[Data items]
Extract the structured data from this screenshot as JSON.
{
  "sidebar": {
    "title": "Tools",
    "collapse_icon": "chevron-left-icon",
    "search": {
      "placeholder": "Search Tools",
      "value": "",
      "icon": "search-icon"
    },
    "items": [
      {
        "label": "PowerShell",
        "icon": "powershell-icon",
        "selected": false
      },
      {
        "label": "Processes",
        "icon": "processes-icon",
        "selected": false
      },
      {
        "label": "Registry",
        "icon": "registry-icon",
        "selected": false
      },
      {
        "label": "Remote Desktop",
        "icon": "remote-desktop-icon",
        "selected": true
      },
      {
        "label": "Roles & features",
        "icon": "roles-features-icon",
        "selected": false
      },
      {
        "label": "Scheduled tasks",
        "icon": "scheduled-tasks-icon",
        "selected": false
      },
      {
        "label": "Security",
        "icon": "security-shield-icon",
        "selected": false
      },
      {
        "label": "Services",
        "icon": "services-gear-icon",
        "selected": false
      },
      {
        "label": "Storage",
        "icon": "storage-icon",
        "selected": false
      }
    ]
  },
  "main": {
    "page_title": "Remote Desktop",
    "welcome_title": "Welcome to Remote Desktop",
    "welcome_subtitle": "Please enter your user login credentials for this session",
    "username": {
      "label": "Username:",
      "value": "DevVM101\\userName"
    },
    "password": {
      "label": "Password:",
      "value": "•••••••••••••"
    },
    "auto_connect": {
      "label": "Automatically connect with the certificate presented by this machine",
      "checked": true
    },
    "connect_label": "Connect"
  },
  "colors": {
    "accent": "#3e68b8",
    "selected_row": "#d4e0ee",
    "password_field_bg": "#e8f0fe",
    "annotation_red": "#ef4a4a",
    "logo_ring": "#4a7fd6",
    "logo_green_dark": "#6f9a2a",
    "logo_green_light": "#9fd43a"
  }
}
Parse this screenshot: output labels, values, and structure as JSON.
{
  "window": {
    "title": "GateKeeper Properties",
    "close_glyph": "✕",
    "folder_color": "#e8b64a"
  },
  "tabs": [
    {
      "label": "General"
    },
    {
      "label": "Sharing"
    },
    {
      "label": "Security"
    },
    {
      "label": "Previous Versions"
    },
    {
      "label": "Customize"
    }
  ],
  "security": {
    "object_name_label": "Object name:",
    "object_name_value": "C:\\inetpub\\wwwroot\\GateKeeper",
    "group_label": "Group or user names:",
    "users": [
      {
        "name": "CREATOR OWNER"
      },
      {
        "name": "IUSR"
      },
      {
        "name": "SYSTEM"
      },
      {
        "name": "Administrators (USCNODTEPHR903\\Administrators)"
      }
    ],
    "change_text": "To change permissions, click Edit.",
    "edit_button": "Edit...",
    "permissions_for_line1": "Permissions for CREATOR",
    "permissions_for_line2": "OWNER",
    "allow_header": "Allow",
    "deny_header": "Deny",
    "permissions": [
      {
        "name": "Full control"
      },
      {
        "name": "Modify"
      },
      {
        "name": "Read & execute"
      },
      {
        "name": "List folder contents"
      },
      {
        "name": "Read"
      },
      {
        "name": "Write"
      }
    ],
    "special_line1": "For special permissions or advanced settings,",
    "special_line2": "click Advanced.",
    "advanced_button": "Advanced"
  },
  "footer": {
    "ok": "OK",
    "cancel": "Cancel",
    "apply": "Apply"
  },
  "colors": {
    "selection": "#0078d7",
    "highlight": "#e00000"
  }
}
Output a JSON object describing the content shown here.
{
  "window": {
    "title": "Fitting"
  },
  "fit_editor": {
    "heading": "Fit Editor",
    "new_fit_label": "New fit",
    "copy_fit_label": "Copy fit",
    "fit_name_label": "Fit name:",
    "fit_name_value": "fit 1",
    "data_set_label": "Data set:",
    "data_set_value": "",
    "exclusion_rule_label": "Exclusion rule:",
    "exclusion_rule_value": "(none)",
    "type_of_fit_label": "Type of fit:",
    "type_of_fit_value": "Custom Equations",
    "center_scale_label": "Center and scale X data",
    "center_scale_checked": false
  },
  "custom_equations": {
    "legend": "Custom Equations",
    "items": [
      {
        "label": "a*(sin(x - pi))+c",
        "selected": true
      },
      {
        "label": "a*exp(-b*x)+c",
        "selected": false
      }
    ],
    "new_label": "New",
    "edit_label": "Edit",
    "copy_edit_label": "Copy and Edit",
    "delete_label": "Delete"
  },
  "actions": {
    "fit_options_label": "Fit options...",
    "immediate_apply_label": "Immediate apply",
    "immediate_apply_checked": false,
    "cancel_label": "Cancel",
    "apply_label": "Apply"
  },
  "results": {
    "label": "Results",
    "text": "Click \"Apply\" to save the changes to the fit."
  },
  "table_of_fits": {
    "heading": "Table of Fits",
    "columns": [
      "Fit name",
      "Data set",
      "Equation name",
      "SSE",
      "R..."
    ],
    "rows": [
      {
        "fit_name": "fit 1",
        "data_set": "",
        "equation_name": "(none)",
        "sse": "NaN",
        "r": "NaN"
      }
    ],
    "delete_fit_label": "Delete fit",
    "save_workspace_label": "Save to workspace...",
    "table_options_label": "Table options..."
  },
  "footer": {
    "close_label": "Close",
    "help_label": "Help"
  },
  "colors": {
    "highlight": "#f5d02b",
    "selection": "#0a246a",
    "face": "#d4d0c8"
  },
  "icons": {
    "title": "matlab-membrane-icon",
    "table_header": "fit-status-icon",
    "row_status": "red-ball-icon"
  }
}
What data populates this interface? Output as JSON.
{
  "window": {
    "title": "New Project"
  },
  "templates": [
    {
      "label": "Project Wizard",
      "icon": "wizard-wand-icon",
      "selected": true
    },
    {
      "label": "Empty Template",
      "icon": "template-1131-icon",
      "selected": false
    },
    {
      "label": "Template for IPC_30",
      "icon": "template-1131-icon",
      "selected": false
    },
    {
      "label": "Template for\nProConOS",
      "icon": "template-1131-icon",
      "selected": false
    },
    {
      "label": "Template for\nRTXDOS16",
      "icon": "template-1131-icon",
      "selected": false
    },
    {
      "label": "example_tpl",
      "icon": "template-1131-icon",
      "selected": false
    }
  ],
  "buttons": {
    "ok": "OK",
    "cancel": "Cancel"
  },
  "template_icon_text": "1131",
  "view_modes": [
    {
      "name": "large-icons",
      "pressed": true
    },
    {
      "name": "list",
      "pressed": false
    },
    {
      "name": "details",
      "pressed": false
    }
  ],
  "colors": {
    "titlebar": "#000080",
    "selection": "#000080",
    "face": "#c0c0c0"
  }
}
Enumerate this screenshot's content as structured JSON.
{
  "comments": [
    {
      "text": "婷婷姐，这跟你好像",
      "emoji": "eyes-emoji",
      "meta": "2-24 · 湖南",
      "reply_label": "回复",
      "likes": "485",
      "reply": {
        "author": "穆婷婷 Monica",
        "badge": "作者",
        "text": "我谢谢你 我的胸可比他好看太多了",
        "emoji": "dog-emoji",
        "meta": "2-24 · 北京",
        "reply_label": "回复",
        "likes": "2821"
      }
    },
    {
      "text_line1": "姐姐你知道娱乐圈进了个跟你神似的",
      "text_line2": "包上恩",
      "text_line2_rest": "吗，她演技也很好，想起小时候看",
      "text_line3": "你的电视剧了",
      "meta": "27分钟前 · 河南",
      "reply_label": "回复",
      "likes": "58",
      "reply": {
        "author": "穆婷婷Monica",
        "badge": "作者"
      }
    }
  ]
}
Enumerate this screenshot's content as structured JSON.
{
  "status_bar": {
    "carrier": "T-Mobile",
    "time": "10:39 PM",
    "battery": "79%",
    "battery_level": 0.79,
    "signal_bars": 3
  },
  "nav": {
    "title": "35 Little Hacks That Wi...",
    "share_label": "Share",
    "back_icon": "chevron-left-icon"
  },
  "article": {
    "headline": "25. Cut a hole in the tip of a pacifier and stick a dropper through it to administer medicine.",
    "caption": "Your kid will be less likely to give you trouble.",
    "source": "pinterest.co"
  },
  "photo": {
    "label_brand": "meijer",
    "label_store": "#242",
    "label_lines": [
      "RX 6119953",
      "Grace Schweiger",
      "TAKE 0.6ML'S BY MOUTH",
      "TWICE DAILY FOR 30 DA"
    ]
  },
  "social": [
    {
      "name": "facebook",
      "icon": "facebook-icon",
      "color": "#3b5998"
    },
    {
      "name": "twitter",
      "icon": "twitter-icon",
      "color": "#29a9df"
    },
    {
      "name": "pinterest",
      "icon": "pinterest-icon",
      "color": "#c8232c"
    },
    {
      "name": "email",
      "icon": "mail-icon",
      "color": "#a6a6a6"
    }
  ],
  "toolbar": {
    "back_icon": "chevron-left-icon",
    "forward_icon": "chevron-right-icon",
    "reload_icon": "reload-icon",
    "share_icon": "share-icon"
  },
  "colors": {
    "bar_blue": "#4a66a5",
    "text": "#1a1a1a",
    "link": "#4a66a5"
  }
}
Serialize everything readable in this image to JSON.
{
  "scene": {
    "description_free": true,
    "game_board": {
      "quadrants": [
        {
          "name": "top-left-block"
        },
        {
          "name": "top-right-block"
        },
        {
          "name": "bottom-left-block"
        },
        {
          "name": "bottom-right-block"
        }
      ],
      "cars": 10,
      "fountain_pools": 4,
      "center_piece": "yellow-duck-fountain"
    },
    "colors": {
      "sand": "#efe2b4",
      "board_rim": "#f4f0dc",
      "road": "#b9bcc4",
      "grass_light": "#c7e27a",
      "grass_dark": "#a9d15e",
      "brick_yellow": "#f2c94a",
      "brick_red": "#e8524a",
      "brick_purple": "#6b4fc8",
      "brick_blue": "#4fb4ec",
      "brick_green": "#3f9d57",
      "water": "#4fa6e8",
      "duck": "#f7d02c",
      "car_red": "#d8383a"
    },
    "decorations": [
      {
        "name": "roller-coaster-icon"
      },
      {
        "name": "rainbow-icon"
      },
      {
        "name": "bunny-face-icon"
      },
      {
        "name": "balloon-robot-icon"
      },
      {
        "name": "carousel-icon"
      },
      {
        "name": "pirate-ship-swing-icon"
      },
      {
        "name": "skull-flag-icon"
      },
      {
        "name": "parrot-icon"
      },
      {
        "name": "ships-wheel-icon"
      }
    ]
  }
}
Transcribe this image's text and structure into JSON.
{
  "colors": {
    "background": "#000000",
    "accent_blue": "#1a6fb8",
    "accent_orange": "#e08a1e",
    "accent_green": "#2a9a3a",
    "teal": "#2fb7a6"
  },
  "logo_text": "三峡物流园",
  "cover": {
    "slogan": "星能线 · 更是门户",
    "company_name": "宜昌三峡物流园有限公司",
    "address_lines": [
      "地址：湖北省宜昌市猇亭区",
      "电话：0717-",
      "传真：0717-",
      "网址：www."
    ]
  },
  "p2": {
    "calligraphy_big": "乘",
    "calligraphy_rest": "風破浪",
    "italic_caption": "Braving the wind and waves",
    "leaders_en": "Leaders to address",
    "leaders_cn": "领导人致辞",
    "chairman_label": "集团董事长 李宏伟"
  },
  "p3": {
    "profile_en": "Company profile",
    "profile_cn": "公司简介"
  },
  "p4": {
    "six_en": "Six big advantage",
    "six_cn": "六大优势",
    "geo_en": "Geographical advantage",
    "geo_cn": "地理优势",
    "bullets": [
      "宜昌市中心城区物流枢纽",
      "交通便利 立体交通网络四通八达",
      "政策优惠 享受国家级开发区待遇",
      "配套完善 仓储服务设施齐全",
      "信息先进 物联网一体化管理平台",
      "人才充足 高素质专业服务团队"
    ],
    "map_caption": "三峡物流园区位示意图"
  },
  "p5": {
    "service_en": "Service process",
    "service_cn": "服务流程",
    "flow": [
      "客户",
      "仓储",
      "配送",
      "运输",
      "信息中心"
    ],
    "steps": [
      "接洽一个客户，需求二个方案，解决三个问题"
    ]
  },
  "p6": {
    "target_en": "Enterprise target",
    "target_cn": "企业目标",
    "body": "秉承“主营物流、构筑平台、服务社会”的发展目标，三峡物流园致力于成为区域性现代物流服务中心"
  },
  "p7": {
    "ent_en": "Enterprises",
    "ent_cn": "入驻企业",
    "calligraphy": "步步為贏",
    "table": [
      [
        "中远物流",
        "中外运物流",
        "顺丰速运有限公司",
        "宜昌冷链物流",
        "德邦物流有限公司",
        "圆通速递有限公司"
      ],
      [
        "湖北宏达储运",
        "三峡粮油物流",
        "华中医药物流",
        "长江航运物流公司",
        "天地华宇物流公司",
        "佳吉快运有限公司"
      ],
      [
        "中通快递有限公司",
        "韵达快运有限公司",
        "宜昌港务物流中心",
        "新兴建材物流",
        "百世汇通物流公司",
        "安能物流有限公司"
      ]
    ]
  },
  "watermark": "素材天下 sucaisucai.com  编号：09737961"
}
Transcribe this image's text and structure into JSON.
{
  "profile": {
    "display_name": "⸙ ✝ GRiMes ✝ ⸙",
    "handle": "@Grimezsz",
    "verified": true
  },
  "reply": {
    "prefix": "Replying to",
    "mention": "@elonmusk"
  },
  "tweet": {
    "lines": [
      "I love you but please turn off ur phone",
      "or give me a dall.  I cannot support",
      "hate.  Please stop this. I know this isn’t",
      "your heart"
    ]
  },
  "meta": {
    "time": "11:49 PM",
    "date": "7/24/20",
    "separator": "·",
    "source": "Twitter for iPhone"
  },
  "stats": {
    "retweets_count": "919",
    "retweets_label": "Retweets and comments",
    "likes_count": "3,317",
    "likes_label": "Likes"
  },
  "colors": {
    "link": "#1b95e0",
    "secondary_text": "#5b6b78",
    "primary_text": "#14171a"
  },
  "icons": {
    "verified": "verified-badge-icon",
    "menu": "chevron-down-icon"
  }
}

WHAT IS NEEDED –
Among the lines above, determine how many hold the word "screenshot"; report the figure alone.

CORRECT RESPONSE –
4